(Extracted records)
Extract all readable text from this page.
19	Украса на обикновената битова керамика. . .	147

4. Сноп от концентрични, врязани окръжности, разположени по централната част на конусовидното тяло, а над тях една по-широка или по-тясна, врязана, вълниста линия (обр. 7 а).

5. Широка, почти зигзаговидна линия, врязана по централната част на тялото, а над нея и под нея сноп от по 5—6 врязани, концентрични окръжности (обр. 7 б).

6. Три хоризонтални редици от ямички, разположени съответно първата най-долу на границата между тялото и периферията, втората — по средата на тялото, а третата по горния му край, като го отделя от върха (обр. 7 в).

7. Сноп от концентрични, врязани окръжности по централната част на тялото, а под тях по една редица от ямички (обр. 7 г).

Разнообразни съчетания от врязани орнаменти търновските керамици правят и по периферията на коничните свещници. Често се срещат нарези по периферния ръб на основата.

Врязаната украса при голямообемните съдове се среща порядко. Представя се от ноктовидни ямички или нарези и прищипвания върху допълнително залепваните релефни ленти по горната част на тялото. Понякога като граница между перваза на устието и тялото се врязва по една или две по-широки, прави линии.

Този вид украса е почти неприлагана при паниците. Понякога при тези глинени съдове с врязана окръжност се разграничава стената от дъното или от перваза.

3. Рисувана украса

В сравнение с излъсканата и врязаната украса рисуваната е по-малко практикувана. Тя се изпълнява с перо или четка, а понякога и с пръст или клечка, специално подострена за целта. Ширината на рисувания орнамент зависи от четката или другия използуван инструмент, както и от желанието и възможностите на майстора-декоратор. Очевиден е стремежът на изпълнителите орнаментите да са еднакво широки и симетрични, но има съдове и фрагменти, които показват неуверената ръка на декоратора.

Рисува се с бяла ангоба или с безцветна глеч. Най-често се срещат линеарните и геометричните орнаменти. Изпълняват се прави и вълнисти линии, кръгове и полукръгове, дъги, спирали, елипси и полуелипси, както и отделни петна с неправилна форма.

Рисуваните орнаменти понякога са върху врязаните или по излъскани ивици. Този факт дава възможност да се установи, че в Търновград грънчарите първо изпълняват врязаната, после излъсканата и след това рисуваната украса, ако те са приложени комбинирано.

Direction:
Copy out the full set of records precisely, leaving nothing out.

Complete answer:
Extract all readable text from this page.
19	Украса на обикновената битова керамика. . .	147

4. Сноп от концентрични, врязани окръжности, разположени по централната част на конусовидното тяло, а над тях една по-широка или по-тясна, врязана, вълниста линия (обр. 7 а).

5. Широка, почти зигзаговидна линия, врязана по централната част на тялото, а над нея и под нея сноп от по 5—6 врязани, концентрични окръжности (обр. 7 б).

6. Три хоризонтални редици от ямички, разположени съответно първата най-долу на границата между тялото и периферията, втората — по средата на тялото, а третата по горния му край, като го отделя от върха (обр. 7 в).

7. Сноп от концентрични, врязани окръжности по централната част на тялото, а под тях по една редица от ямички (обр. 7 г).

Разнообразни съчетания от врязани орнаменти търновските керамици правят и по периферията на коничните свещници. Често се срещат нарези по периферния ръб на основата.

Врязаната украса при голямообемните съдове се среща порядко. Представя се от ноктовидни ямички или нарези и прищипвания върху допълнително залепваните релефни ленти по горната част на тялото. Понякога като граница между перваза на устието и тялото се врязва по една или две по-широки, прави линии.

Този вид украса е почти неприлагана при паниците. Понякога при тези глинени съдове с врязана окръжност се разграничава стената от дъното или от перваза.

3. Рисувана украса

В сравнение с излъсканата и врязаната украса рисуваната е по-малко практикувана. Тя се изпълнява с перо или четка, а понякога и с пръст или клечка, специално подострена за целта. Ширината на рисувания орнамент зависи от четката или другия използуван инструмент, както и от желанието и възможностите на майстора-декоратор. Очевиден е стремежът на изпълнителите орнаментите да са еднакво широки и симетрични, но има съдове и фрагменти, които показват неуверената ръка на декоратора.

Рисува се с бяла ангоба или с безцветна глеч. Най-често се срещат линеарните и геометричните орнаменти. Изпълняват се прави и вълнисти линии, кръгове и полукръгове, дъги, спирали, елипси и полуелипси, както и отделни петна с неправилна форма.

Рисуваните орнаменти понякога са върху врязаните или по излъскани ивици. Този факт дава възможност да се установи, че в Търновград грънчарите първо изпълняват врязаната, после излъсканата и след това рисуваната украса, ако те са приложени комбинирано.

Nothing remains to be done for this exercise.